-- start --
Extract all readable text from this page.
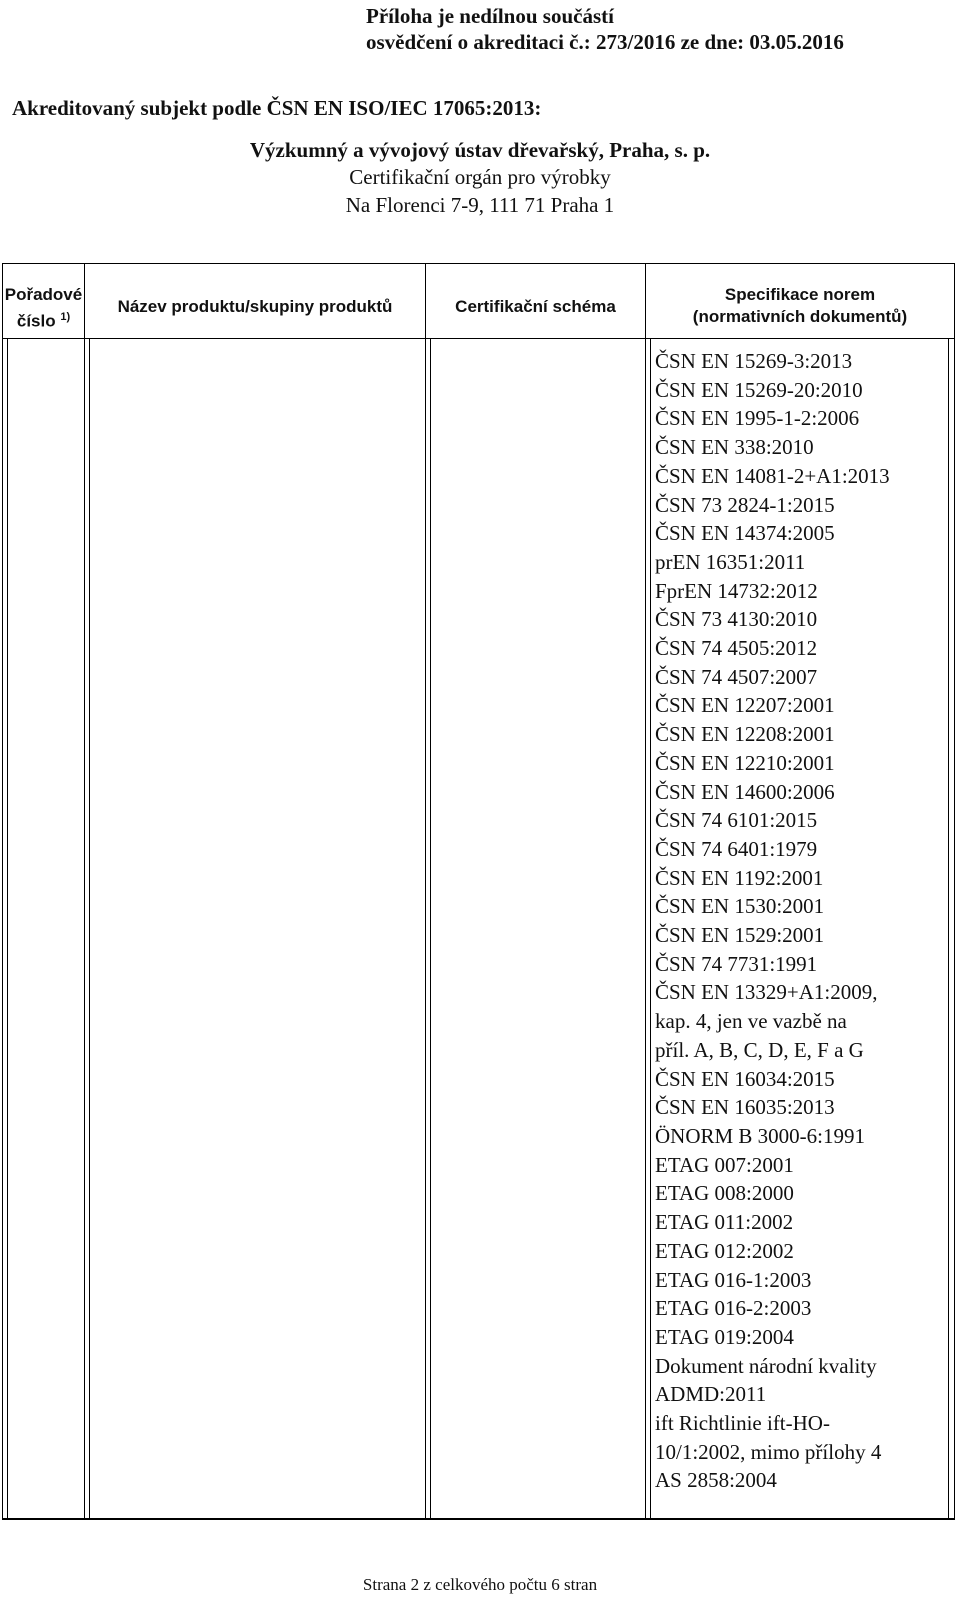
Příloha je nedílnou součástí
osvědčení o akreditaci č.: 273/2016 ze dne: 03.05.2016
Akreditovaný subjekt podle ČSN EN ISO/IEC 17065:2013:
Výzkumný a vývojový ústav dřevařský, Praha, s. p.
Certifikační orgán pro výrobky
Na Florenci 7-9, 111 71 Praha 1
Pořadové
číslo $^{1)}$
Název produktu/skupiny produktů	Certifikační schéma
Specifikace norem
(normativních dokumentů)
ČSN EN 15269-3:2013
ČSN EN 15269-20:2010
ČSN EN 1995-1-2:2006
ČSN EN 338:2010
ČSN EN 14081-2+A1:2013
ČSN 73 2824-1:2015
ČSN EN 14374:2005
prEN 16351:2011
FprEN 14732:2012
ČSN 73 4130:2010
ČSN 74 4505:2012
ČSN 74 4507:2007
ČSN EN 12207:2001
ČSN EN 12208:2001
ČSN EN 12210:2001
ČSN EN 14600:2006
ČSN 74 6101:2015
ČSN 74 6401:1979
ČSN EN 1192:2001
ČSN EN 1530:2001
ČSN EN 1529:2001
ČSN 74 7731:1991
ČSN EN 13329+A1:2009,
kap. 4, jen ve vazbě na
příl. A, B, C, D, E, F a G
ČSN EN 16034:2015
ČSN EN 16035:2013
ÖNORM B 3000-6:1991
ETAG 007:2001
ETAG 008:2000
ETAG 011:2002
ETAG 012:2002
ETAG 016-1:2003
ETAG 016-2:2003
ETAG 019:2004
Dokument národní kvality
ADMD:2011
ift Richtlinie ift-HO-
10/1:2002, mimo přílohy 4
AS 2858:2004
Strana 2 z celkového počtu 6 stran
-- end --
#### Aim
Gather every line containing the word "Praha" and copy it.

#### Task response
Výzkumný a vývojový ústav dřevařský, Praha, s. p.
Na Florenci 7-9, 111 71 Praha 1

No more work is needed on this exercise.